[Stored dataset items]
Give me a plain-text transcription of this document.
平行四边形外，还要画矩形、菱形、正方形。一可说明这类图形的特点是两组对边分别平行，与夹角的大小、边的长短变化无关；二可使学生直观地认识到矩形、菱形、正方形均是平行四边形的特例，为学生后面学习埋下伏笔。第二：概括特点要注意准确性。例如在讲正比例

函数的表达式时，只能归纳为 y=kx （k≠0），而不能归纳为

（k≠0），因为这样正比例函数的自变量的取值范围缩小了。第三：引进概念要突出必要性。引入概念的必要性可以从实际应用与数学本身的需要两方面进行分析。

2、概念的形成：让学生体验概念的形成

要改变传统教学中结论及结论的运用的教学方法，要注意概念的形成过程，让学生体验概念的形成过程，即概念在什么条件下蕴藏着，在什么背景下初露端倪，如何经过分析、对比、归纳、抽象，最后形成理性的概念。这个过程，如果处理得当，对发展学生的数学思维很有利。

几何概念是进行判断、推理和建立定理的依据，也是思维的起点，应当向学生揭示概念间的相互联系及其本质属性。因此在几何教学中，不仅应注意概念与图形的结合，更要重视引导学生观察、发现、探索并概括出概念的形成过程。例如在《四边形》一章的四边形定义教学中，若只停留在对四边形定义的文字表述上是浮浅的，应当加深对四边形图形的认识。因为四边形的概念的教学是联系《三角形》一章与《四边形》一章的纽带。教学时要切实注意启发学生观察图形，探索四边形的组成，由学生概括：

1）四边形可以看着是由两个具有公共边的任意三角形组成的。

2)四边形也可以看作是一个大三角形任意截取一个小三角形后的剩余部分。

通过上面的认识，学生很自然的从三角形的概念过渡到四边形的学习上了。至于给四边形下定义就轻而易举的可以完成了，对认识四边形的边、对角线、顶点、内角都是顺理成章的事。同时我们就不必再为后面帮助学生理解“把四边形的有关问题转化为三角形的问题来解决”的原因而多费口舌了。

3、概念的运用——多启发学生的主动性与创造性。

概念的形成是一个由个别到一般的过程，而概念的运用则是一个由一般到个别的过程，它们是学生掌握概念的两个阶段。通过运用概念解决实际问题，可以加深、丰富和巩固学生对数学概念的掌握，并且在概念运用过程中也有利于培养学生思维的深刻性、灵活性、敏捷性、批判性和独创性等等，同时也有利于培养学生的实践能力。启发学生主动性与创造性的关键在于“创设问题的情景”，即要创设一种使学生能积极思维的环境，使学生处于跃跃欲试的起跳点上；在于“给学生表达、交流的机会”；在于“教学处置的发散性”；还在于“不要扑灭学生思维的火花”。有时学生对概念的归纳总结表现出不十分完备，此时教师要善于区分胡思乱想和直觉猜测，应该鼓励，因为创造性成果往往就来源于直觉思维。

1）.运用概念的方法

WORK TO COMPLETE
All the data must be duplicated exactly, with nothing added or removed.

RESULT OF THIS EXERCISE
Give me a plain-text transcription of this document.
平行四边形外，还要画矩形、菱形、正方形。一可说明这类图形的特点是两组对边分别平行，与夹角的大小、边的长短变化无关；二可使学生直观地认识到矩形、菱形、正方形均是平行四边形的特例，为学生后面学习埋下伏笔。第二：概括特点要注意准确性。例如在讲正比例

函数的表达式时，只能归纳为 y=kx （k≠0），而不能归纳为

（k≠0），因为这样正比例函数的自变量的取值范围缩小了。第三：引进概念要突出必要性。引入概念的必要性可以从实际应用与数学本身的需要两方面进行分析。

2、概念的形成：让学生体验概念的形成

要改变传统教学中结论及结论的运用的教学方法，要注意概念的形成过程，让学生体验概念的形成过程，即概念在什么条件下蕴藏着，在什么背景下初露端倪，如何经过分析、对比、归纳、抽象，最后形成理性的概念。这个过程，如果处理得当，对发展学生的数学思维很有利。

几何概念是进行判断、推理和建立定理的依据，也是思维的起点，应当向学生揭示概念间的相互联系及其本质属性。因此在几何教学中，不仅应注意概念与图形的结合，更要重视引导学生观察、发现、探索并概括出概念的形成过程。例如在《四边形》一章的四边形定义教学中，若只停留在对四边形定义的文字表述上是浮浅的，应当加深对四边形图形的认识。因为四边形的概念的教学是联系《三角形》一章与《四边形》一章的纽带。教学时要切实注意启发学生观察图形，探索四边形的组成，由学生概括：

1）四边形可以看着是由两个具有公共边的任意三角形组成的。

2)四边形也可以看作是一个大三角形任意截取一个小三角形后的剩余部分。

通过上面的认识，学生很自然的从三角形的概念过渡到四边形的学习上了。至于给四边形下定义就轻而易举的可以完成了，对认识四边形的边、对角线、顶点、内角都是顺理成章的事。同时我们就不必再为后面帮助学生理解“把四边形的有关问题转化为三角形的问题来解决”的原因而多费口舌了。

3、概念的运用——多启发学生的主动性与创造性。

概念的形成是一个由个别到一般的过程，而概念的运用则是一个由一般到个别的过程，它们是学生掌握概念的两个阶段。通过运用概念解决实际问题，可以加深、丰富和巩固学生对数学概念的掌握，并且在概念运用过程中也有利于培养学生思维的深刻性、灵活性、敏捷性、批判性和独创性等等，同时也有利于培养学生的实践能力。启发学生主动性与创造性的关键在于“创设问题的情景”，即要创设一种使学生能积极思维的环境，使学生处于跃跃欲试的起跳点上；在于“给学生表达、交流的机会”；在于“教学处置的发散性”；还在于“不要扑灭学生思维的火花”。有时学生对概念的归纳总结表现出不十分完备，此时教师要善于区分胡思乱想和直觉猜测，应该鼓励，因为创造性成果往往就来源于直觉思维。

1）.运用概念的方法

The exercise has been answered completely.